§ Information provided:
★ ★ ★ ★

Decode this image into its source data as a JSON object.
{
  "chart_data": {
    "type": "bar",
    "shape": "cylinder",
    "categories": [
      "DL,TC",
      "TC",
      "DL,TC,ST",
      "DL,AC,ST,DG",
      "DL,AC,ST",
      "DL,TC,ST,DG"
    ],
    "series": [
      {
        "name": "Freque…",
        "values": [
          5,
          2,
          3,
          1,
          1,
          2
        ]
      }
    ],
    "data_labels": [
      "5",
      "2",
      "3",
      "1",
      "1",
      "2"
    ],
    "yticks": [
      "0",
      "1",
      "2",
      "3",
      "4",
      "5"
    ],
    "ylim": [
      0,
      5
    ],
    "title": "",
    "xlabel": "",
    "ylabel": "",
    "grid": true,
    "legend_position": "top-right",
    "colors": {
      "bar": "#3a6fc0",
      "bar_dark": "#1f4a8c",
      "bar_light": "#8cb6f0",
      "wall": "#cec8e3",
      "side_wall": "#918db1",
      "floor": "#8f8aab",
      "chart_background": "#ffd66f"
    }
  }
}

★ ★ ★ ★

§ Work required: Write the entire listing out again, word for word.

§ Complete response:
Decode this image into its source data as a JSON object.
{
  "chart_data": {
    "type": "bar",
    "shape": "cylinder",
    "categories": [
      "DL,TC",
      "TC",
      "DL,TC,ST",
      "DL,AC,ST,DG",
      "DL,AC,ST",
      "DL,TC,ST,DG"
    ],
    "series": [
      {
        "name": "Freque…",
        "values": [
          5,
          2,
          3,
          1,
          1,
          2
        ]
      }
    ],
    "data_labels": [
      "5",
      "2",
      "3",
      "1",
      "1",
      "2"
    ],
    "yticks": [
      "0",
      "1",
      "2",
      "3",
      "4",
      "5"
    ],
    "ylim": [
      0,
      5
    ],
    "title": "",
    "xlabel": "",
    "ylabel": "",
    "grid": true,
    "legend_position": "top-right",
    "colors": {
      "bar": "#3a6fc0",
      "bar_dark": "#1f4a8c",
      "bar_light": "#8cb6f0",
      "wall": "#cec8e3",
      "side_wall": "#918db1",
      "floor": "#8f8aab",
      "chart_background": "#ffd66f"
    }
  }
}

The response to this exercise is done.